Quality & Governance News

Big Data Model Predicts Rise in Alcohol-Related Liver Disease

Using big data, the model showed that more than one million people in the US could die from alcohol-related liver disease by 2040.

Big data model predicts rise in alcohol-related liver disease

Source: Thinkstock

By Jessica Kent

- A big data model projected that without any changes in alcohol consumption or interventions to address high-risk drinking, deaths from alcohol-related liver disease will rise significantly in the US, according to a study published in the Lancet Public Health.

Alcohol-related liver disease is currently the most common reason for liver transplant in the US. In the past several years, high-risk drinking of alcohol has increased in nearly all sociodemographic groups, especially in women.

Researchers from Massachusetts General Hospital, Harvard Medical School, and Georgia Tech set out to project trends in alcohol-related cirrhosis and deaths in the US up to 2040 and assess the impact of potential changes in alcohol consumption on those trends.

The team developed a model of drinking patterns and alcohol-related liver disease in people born in 1900 to 2012 in the US. The model leveraged data from multiple sources, including the National Epidemiological Survey on Alcohol and Related Conditions, the National Institute of Alcohol Abuse and Alcoholism, the US Death Index, and numerous published studies.

◆ Exercises to complete
1. Answer these questions from the article on alcohol-related liver disease:
(a) By what year could more than one million people in the US die from alcohol-related liver disease, according to the model?
(b) In which journal was the study published?
(c) In which group has high-risk drinking increased especially?
2. Quote the passage of the article on alcohol-related liver disease that begins with the words "By Jessica Kent" and ends with "Lancet Public Health.".
The entries that come after the article are unrelated to it.

◆ Record excerpts

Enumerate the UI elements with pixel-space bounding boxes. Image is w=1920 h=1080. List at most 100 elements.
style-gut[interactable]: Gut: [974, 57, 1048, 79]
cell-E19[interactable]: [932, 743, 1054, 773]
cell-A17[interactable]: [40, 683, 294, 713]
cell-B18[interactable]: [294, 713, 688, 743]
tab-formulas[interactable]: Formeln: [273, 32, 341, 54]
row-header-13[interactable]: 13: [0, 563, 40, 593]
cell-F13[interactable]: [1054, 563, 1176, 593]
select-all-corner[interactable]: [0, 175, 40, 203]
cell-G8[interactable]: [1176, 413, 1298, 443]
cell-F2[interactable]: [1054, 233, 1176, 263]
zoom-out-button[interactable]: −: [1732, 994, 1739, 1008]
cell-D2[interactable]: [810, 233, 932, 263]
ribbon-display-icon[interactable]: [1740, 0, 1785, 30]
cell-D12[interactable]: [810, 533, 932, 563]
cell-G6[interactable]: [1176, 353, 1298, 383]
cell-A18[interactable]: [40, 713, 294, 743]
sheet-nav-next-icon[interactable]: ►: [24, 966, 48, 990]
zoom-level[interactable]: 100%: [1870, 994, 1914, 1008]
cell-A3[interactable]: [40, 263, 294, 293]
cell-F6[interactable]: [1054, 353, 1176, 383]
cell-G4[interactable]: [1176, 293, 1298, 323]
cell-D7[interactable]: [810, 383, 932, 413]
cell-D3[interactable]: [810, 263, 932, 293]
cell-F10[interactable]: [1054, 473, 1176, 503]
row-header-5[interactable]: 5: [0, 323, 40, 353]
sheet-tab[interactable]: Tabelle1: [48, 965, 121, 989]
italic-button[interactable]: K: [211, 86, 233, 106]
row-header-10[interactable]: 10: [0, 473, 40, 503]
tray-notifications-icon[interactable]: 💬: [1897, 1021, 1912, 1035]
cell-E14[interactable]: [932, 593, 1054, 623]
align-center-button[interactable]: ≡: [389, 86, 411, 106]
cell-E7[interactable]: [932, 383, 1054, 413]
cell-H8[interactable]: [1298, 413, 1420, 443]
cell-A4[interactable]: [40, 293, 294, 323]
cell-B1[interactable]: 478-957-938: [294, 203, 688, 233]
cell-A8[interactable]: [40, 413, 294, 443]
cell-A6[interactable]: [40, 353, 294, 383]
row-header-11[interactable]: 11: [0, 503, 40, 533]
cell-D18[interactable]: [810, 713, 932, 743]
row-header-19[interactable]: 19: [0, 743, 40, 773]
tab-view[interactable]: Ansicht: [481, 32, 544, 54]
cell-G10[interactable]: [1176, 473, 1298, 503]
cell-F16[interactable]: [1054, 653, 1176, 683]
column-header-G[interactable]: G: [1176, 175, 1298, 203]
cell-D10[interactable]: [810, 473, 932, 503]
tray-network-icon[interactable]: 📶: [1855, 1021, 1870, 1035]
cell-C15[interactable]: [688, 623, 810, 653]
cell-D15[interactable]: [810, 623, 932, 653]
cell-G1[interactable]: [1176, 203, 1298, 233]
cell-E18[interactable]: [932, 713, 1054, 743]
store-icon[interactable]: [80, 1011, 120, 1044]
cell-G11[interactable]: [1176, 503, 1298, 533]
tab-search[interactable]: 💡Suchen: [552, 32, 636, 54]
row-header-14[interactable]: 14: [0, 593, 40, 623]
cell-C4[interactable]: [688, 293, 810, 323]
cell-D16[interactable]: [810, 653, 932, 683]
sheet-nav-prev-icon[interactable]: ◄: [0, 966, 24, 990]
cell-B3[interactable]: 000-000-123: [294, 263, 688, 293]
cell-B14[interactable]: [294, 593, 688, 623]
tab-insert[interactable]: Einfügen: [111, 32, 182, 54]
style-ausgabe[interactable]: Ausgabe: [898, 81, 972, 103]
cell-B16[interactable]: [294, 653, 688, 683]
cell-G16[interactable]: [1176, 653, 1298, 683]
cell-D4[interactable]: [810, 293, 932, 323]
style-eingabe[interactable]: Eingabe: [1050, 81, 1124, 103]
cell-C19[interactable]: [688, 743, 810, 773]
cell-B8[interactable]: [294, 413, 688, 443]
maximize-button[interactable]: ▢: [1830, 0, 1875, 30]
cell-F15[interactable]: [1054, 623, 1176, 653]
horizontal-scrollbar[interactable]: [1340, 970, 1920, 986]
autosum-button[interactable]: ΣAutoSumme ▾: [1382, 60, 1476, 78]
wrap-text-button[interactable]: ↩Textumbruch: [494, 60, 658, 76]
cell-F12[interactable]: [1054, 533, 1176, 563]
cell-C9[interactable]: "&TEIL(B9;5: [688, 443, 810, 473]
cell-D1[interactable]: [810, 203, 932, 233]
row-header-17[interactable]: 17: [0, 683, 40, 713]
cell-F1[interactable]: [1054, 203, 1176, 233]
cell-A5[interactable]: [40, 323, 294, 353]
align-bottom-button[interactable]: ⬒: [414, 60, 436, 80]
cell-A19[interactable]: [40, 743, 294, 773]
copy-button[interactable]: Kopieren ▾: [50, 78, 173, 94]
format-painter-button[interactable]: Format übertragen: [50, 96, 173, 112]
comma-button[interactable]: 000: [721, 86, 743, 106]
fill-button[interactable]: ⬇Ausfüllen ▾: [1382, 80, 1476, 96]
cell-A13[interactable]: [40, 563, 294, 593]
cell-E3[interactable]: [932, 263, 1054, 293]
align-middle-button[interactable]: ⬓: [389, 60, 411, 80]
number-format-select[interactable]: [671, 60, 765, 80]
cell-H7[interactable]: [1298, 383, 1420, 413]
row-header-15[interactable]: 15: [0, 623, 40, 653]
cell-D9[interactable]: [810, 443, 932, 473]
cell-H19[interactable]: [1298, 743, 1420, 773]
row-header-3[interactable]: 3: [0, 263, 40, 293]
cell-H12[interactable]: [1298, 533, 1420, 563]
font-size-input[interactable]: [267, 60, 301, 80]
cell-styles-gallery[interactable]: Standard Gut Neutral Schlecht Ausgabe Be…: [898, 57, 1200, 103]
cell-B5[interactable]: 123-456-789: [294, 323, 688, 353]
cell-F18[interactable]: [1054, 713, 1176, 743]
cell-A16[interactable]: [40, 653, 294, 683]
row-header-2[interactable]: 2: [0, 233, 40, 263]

◆ Written answers
1.
(a) 2040
(b) The Lancet Public Health
(c) Women

2.
By Jessica Kent

- A big data model projected that without any changes in alcohol consumption or interventions to address high-risk drinking, deaths from alcohol-related liver disease will rise significantly in the US, according to a study published in the Lancet Public Health.